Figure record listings

>>>

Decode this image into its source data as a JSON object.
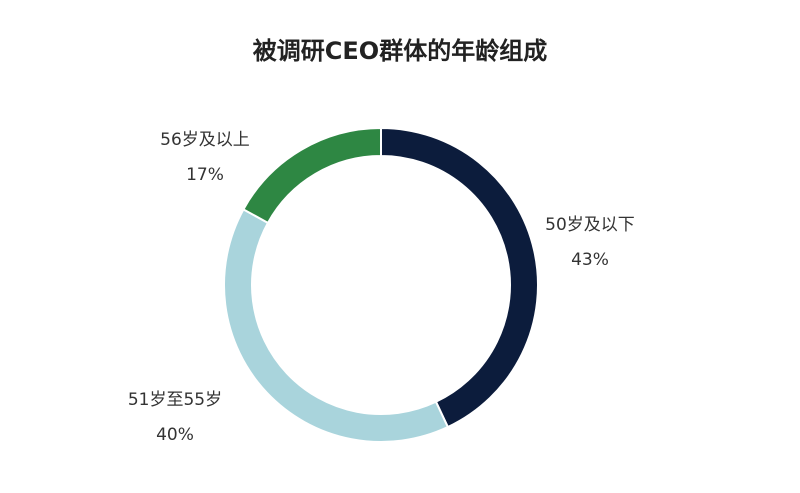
{
  "chart_data": {
    "type": "donut",
    "title": "被调研CEO群体的年龄组成",
    "categories": [
      "50岁及以下",
      "51岁至55岁",
      "56岁及以上"
    ],
    "values": [
      43,
      40,
      17
    ],
    "value_labels": [
      "43%",
      "40%",
      "17%"
    ],
    "colors": [
      "#0c1c3c",
      "#a9d4dc",
      "#2e8743"
    ]
  }
}
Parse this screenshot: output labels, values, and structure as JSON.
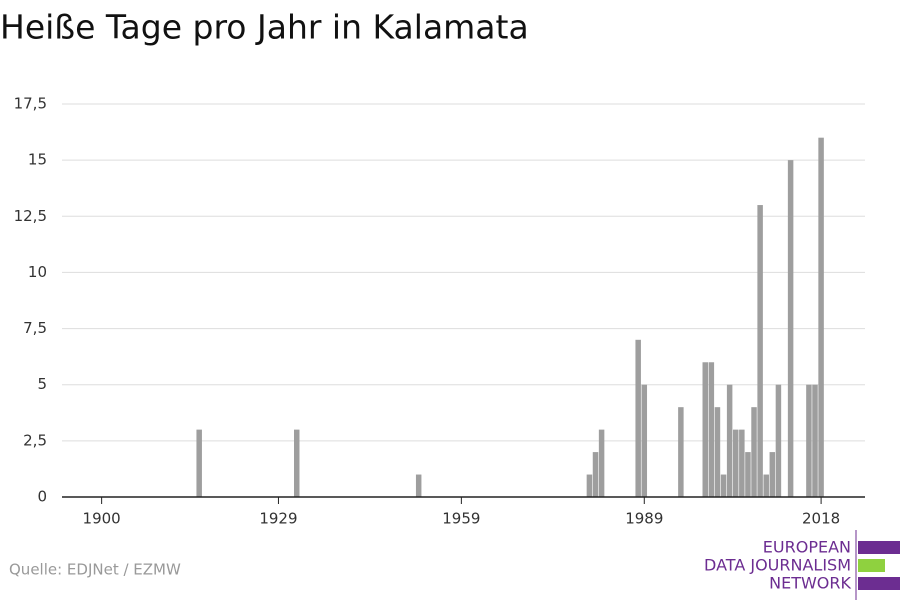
{
  "chart_data": {
    "type": "bar",
    "title": "Heiße Tage pro Jahr in Kalamata",
    "x": [
      1916,
      1932,
      1952,
      1980,
      1981,
      1982,
      1988,
      1989,
      1995,
      1999,
      2000,
      2001,
      2002,
      2003,
      2004,
      2005,
      2006,
      2007,
      2008,
      2009,
      2010,
      2011,
      2013,
      2016,
      2017,
      2018
    ],
    "values": [
      3,
      3,
      1,
      1,
      2,
      3,
      7,
      5,
      4,
      6,
      6,
      4,
      1,
      5,
      3,
      3,
      2,
      4,
      13,
      1,
      2,
      5,
      15,
      5,
      5,
      16
    ],
    "color": "#9e9e9e",
    "xlim": [
      1893.5,
      2025.2
    ],
    "xticks": [
      1900,
      1929,
      1959,
      1989,
      2018
    ],
    "ylim": [
      0,
      17.5
    ],
    "yticks": [
      0,
      {
        "value": 2.5,
        "label": "2,5"
      },
      5,
      {
        "value": 7.5,
        "label": "7,5"
      },
      10,
      {
        "value": 12.5,
        "label": "12,5"
      },
      15,
      {
        "value": 17.5,
        "label": "17,5"
      }
    ],
    "grid": true
  },
  "footer": {
    "source": "Quelle: EDJNet / EZMW",
    "logo": [
      "EUROPEAN",
      "DATA JOURNALISM",
      "NETWORK"
    ]
  }
}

<<<

WHAT THE TASK ASKS:
Leave the pictures out and reproduce all of the records exactly.

RESULT:
Decode this image into its source data as a JSON object.
{
  "chart_data": {
    "type": "donut",
    "title": "被调研CEO群体的年龄组成",
    "categories": [
      "50岁及以下",
      "51岁至55岁",
      "56岁及以上"
    ],
    "values": [
      43,
      40,
      17
    ],
    "value_labels": [
      "43%",
      "40%",
      "17%"
    ],
    "colors": [
      "#0c1c3c",
      "#a9d4dc",
      "#2e8743"
    ]
  }
}
Parse this screenshot: output labels, values, and structure as JSON.
{
  "chart_data": {
    "type": "bar",
    "title": "Heiße Tage pro Jahr in Kalamata",
    "x": [
      1916,
      1932,
      1952,
      1980,
      1981,
      1982,
      1988,
      1989,
      1995,
      1999,
      2000,
      2001,
      2002,
      2003,
      2004,
      2005,
      2006,
      2007,
      2008,
      2009,
      2010,
      2011,
      2013,
      2016,
      2017,
      2018
    ],
    "values": [
      3,
      3,
      1,
      1,
      2,
      3,
      7,
      5,
      4,
      6,
      6,
      4,
      1,
      5,
      3,
      3,
      2,
      4,
      13,
      1,
      2,
      5,
      15,
      5,
      5,
      16
    ],
    "color": "#9e9e9e",
    "xlim": [
      1893.5,
      2025.2
    ],
    "xticks": [
      1900,
      1929,
      1959,
      1989,
      2018
    ],
    "ylim": [
      0,
      17.5
    ],
    "yticks": [
      0,
      {
        "value": 2.5,
        "label": "2,5"
      },
      5,
      {
        "value": 7.5,
        "label": "7,5"
      },
      10,
      {
        "value": 12.5,
        "label": "12,5"
      },
      15,
      {
        "value": 17.5,
        "label": "17,5"
      }
    ],
    "grid": true
  },
  "footer": {
    "source": "Quelle: EDJNet / EZMW",
    "logo": [
      "EUROPEAN",
      "DATA JOURNALISM",
      "NETWORK"
    ]
  }
}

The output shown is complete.